| Article |
--
Complete a SSB Test with MatrixOne

Star Schema Benchmark(SSB)Test is a popular scenario for OLAP database performance tests. By going through this tutorial, you’ll learn how to complete a SSB Test with MatrixOne.

In v0.1.0, only single table can work in MatrixOne. The following contents can be followed to data generation, data importing and querying.

Before you begin

Make sure you have already installed MatrixOne and connected to MatrixOne Server.

1. Compile dbgen

  1. $ git clone [email protected]:vadimtk/ssb-dbgen.git
  2. $ cd ssb-dbgen
  3. $ make

2. Generate data

With -s 1 dbgen generates 6 million rows (670MB), while while -s 10 it generates 60 million rows (which takes some time)
--
| Supplied data |
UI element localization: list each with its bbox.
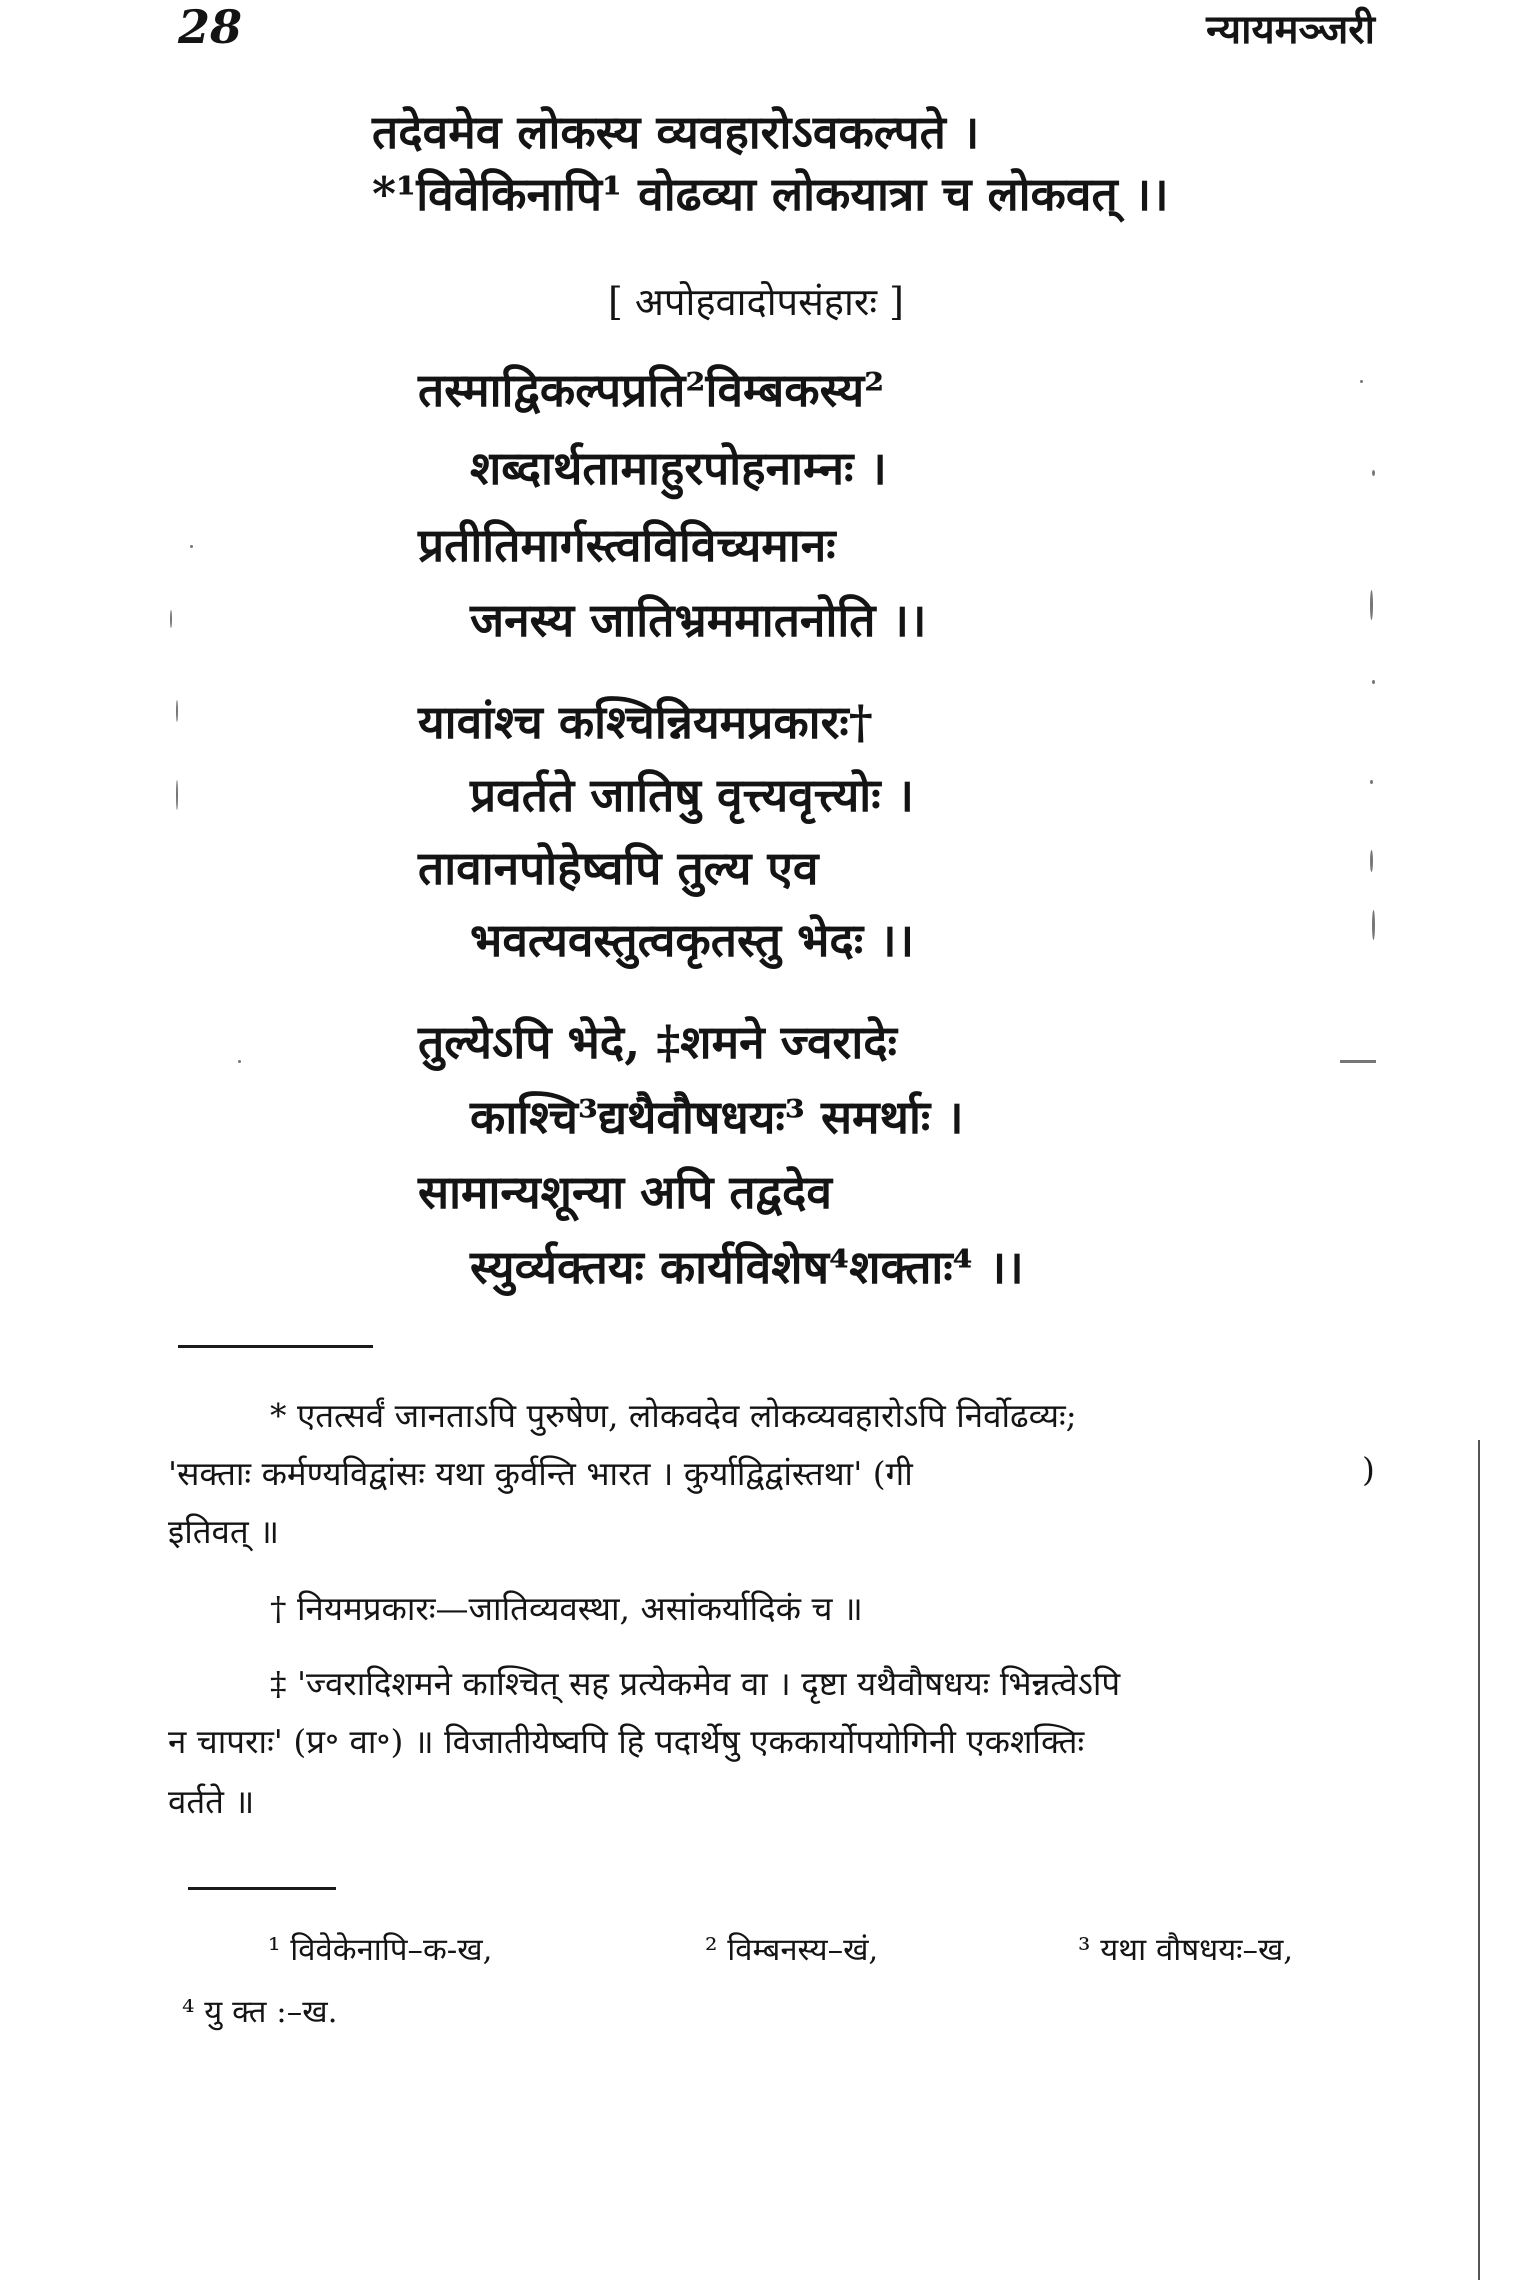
--
| Given request 1 |
The MatrixOne SSB tutorial says its contents can be followed to do several things. List them.
| Given request 2 |
Translate this sentence from the MatrixOne SSB tutorial into Spanish: "Make sure you have already installed MatrixOne and connected to MatrixOne Server."
| Given request 3 |
Proceed with the tutorial on running an SSB test with MatrixOne, starting from where it stops.

| Written answer 1 |
- data generation
- data importing
- querying

| Written answer 2 |
Asegúrate de haber instalado MatrixOne y de haberte conectado al servidor de MatrixOne.

| Written answer 3 |
  1. $ ./dbgen -s 1 -T c
  2. $ ./dbgen -s 1 -T l
  3. $ ./dbgen -s 1 -T p
  4. $ ./dbgen -s 1 -T s
  5. $ ./dbgen -s 1 -T d

3. Create tables in MatrixOne

  1. create database if not exists ssb;
  2. use ssb;
  3. drop table if exists lineorder;
  4. drop table if exists part;
  5. drop table if exists supplier;
  6. drop table if exists customer;
  7. drop table if exists dates;
  8. drop table if exists lineorder_flat;
  9. create table lineorder (
  10. lo_orderkey bigint,
  11. lo_linenumber int,
  12. lo_custkey int,
  13. lo_partkey int,
  14. lo_suppkey int,
  15. lo_orderdate date,
  16. lo_orderpriority char (15),
  17. lo_shippriority tinyint,
  18. lo_quantity double,
  19. lo_extendedprice double,
  20. lo_ordtotalprice double,
  21. lo_discount double,
  22. lo_revenue double,
  23. lo_supplycost double,
  24. lo_tax double,
  25. lo_commitdate date,
  26. lo_shipmode char (10)
  27. ) ;
  28. create table part (
  29. p_partkey int,
  30. p_name varchar (22),
  31. p_mfgr char (6),
  32. p_category char (7),
  33. p_brand char (9),
  34. p_color varchar (11),
  35. p_type varchar (25),
  36. p_size int,
  37. p_container char (10)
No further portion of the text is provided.